### WHAT THE TASK REQUIRES:
Locate every line that holds the string "dengan" and copy it.

### SUPPLIED RECORDS:
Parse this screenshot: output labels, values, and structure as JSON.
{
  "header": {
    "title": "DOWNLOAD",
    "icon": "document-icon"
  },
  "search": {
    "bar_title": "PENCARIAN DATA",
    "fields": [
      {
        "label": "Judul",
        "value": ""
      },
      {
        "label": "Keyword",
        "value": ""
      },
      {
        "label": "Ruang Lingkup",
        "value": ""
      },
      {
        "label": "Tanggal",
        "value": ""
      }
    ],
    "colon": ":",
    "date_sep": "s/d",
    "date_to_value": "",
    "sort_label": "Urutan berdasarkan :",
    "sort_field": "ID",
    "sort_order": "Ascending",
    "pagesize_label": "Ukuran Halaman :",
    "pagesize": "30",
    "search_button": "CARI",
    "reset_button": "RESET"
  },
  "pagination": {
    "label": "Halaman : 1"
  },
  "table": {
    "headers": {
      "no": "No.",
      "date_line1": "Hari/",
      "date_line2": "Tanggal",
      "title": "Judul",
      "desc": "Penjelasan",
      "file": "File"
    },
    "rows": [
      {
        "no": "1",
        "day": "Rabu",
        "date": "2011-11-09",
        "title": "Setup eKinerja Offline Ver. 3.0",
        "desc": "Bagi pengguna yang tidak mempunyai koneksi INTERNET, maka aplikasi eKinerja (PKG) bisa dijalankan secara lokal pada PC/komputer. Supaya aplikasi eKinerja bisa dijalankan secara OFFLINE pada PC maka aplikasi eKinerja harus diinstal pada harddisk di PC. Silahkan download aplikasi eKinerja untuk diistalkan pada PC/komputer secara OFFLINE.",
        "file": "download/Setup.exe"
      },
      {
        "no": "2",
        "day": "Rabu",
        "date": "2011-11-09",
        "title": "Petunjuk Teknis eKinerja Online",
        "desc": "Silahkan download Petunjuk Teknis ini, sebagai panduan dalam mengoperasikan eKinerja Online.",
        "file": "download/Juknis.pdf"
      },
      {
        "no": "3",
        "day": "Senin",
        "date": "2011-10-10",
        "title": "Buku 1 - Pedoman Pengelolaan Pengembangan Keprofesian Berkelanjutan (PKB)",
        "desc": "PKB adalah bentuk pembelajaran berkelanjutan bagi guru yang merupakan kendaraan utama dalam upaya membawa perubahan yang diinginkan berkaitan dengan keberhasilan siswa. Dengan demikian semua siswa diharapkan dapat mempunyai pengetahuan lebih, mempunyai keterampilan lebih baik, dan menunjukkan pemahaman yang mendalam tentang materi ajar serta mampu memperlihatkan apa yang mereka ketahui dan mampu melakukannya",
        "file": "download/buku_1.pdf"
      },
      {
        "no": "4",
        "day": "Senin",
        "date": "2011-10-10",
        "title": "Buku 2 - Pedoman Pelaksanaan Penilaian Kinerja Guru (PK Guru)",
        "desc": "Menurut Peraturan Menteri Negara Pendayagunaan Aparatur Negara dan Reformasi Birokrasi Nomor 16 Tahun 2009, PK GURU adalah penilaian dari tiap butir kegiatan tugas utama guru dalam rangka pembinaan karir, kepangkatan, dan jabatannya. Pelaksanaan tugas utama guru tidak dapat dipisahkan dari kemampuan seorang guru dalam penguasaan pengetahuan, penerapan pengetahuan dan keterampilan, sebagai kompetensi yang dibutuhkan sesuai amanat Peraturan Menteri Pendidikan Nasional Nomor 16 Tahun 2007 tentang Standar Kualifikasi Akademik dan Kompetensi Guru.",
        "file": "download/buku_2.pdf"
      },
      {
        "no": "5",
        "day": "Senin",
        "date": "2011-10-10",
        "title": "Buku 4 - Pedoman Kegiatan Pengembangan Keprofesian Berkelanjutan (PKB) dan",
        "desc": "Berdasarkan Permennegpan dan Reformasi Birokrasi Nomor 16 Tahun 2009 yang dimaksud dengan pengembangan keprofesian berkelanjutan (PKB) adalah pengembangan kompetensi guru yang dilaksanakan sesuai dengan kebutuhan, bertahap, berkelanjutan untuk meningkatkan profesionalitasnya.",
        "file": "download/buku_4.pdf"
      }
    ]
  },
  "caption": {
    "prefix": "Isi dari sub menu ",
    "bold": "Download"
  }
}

### OUTPUT BELOW:
        "desc": "PKB adalah bentuk pembelajaran berkelanjutan bagi guru yang merupakan kendaraan utama dalam upaya membawa perubahan yang diinginkan berkaitan dengan keberhasilan siswa. Dengan demikian semua siswa diharapkan dapat mempunyai pengetahuan lebih, mempunyai keterampilan lebih baik, dan menunjukkan pemahaman yang mendalam tentang materi ajar serta mampu memperlihatkan apa yang mereka ketahui dan mampu melakukannya",
        "desc": "Berdasarkan Permennegpan dan Reformasi Birokrasi Nomor 16 Tahun 2009 yang dimaksud dengan pengembangan keprofesian berkelanjutan (PKB) adalah pengembangan kompetensi guru yang dilaksanakan sesuai dengan kebutuhan, bertahap, berkelanjutan untuk meningkatkan profesionalitasnya.",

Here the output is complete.